Segment Start: Text segment

Ichneutica rufistriga is a moth of the family Noctuidae. This species is endemic to New Zealand and is only found in the Antipodes Islands. The larvae of I. rufistriga feed on various host species including Urtica australis and have been reared on Rumex obtusifolius, Stellaria media and Rheum rhabarbarum. It has been hypothesised the larvae might also feed on Austroblechnum durum. The larvae pupate in a cocoon buried in the soil. In captivity it took 12 weeks to raise a generation from egg to adult. Adults of this species have been recorded as being on the wing from October to February.

Taxonomy 
This species was first described by Robert Hoare in 2019. The male holotype specimen was collected at Reef Point on Antipodes Island and reared by Brian H. Patrick. This specimen is held at the New Zealand Arthropod Collection.

Segment End: Text segment
Segment Start: Data extracts

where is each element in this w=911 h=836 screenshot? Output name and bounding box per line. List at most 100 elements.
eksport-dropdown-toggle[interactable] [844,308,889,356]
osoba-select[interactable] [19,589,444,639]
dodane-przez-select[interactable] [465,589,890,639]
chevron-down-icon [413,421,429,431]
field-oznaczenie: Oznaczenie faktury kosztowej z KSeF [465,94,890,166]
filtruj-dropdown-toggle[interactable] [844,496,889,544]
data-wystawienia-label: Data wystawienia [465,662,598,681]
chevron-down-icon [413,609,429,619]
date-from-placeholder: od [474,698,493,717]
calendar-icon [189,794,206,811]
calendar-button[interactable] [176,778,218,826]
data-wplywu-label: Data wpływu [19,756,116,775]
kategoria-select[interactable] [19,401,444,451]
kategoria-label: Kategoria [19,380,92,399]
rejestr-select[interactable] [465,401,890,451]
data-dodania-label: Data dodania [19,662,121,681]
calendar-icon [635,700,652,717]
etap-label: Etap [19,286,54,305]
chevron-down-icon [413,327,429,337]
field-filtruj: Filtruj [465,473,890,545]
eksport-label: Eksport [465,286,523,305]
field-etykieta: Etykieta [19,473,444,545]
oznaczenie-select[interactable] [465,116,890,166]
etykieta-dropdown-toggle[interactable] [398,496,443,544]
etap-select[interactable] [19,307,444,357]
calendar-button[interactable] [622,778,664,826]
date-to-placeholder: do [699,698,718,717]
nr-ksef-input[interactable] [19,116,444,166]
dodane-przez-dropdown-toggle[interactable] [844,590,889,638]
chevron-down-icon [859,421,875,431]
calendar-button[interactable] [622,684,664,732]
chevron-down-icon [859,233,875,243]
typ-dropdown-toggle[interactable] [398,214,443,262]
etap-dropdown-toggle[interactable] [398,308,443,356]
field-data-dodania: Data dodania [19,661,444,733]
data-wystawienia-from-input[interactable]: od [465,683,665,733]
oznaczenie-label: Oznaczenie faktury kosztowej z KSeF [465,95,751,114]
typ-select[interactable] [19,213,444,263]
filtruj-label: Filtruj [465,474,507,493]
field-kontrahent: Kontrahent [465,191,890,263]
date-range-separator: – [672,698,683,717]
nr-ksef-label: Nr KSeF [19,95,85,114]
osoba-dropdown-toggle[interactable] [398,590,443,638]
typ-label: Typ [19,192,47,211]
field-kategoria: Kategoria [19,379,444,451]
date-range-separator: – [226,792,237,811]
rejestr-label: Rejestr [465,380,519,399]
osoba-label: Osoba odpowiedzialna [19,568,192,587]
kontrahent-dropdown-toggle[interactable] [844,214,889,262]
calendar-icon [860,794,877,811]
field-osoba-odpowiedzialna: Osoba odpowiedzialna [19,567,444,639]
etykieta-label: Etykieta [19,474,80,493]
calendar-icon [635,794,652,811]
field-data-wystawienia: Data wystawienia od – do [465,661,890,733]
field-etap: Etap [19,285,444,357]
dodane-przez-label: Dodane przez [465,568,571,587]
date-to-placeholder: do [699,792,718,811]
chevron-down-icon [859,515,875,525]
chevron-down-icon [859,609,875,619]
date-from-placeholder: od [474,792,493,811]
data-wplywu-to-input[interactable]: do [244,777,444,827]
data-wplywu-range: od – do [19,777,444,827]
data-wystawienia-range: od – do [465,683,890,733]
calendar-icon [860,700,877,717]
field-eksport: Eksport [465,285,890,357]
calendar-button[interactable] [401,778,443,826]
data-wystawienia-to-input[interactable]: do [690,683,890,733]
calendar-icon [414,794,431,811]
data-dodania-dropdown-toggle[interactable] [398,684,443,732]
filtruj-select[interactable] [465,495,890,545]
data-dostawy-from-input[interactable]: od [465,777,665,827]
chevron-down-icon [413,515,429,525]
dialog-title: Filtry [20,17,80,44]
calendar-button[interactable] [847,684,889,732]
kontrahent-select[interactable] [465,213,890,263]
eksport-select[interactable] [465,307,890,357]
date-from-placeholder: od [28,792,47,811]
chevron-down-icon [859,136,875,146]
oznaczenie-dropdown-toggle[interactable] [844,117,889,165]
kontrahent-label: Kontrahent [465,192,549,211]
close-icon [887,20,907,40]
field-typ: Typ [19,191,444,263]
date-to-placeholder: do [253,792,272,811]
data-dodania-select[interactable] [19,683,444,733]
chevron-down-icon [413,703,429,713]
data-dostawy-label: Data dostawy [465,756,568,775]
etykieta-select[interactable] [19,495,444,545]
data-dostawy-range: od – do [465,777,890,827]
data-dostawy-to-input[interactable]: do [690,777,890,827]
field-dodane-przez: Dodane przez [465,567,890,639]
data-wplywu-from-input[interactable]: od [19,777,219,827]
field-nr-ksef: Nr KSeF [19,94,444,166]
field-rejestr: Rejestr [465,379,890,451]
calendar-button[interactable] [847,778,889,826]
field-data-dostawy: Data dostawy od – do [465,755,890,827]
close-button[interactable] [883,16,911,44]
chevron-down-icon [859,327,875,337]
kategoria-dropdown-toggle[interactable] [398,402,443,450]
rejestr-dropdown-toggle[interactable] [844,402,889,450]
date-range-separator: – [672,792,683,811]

Segment End: Data extracts

• [Activity list]:
1 – Transcribe the passage of the Ichneutica rufistriga text word for word, starting with "Ichneutica rufistriga is" and going on through "October to February.".
2 – List every plant species named in the Ichneutica rufistriga text.
These entries come from a separate source.

• [Answers in order]:
1 –
Ichneutica rufistriga is a moth of the family Noctuidae. This species is endemic to New Zealand and is only found in the Antipodes Islands. The larvae of I. rufistriga feed on various host species including Urtica australis and have been reared on Rumex obtusifolius, Stellaria media and Rheum rhabarbarum. It has been hypothesised the larvae might also feed on Austroblechnum durum. The larvae pupate in a cocoon buried in the soil. In captivity it took 12 weeks to raise a generation from egg to adult. Adults of this species have been recorded as being on the wing from October to February.

2 –
Urtica australis
Rumex obtusifolius
Stellaria media
Rheum rhabarbarum
Austroblechnum durum